Stored data
◇ ◇ ◇

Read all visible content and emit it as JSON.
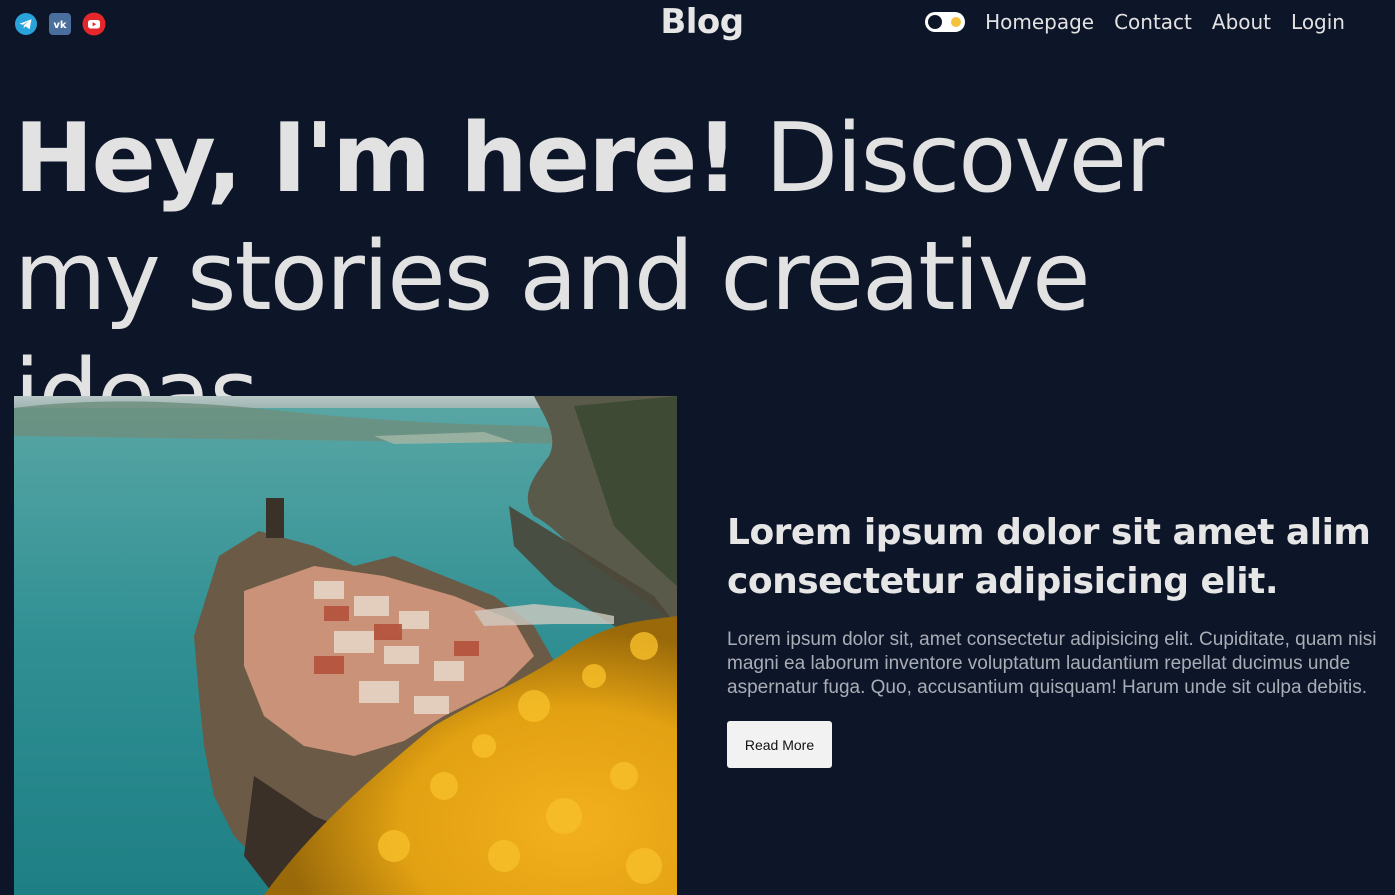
{
  "header": {
    "logo": "Blog",
    "social": [
      "telegram-icon",
      "vk-icon",
      "youtube-icon"
    ],
    "nav": [
      "Homepage",
      "Contact",
      "About",
      "Login"
    ]
  },
  "hero": {
    "bold": "Hey, I'm here!",
    "light": " Discover my stories and creative ideas."
  },
  "post": {
    "title": "Lorem ipsum dolor sit amet alim consectetur adipisicing elit.",
    "description": "Lorem ipsum dolor sit, amet consectetur adipisicing elit. Cupiditate, quam nisi magni ea laborum inventore voluptatum laudantium repellat ducimus unde aspernatur fuga. Quo, accusantium quisquam! Harum unde sit culpa debitis.",
    "button": "Read More"
  },
  "colors": {
    "background": "#0d1529",
    "text": "#e2e2e2",
    "muted": "#a9adb6",
    "telegram": "#2aa3db",
    "vk": "#4b6f9d",
    "youtube": "#e5262a",
    "toggle_sun": "#f5c23a"
  }
}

◇ ◇ ◇

WRITTEN REQUEST » Every line of the data above should be quoted exactly. Omit the pictures.

RESPONSE TO THE EXERCISE »
Read all visible content and emit it as JSON.
{
  "header": {
    "logo": "Blog",
    "social": [
      "telegram-icon",
      "vk-icon",
      "youtube-icon"
    ],
    "nav": [
      "Homepage",
      "Contact",
      "About",
      "Login"
    ]
  },
  "hero": {
    "bold": "Hey, I'm here!",
    "light": " Discover my stories and creative ideas."
  },
  "post": {
    "title": "Lorem ipsum dolor sit amet alim consectetur adipisicing elit.",
    "description": "Lorem ipsum dolor sit, amet consectetur adipisicing elit. Cupiditate, quam nisi magni ea laborum inventore voluptatum laudantium repellat ducimus unde aspernatur fuga. Quo, accusantium quisquam! Harum unde sit culpa debitis.",
    "button": "Read More"
  },
  "colors": {
    "background": "#0d1529",
    "text": "#e2e2e2",
    "muted": "#a9adb6",
    "telegram": "#2aa3db",
    "vk": "#4b6f9d",
    "youtube": "#e5262a",
    "toggle_sun": "#f5c23a"
  }
}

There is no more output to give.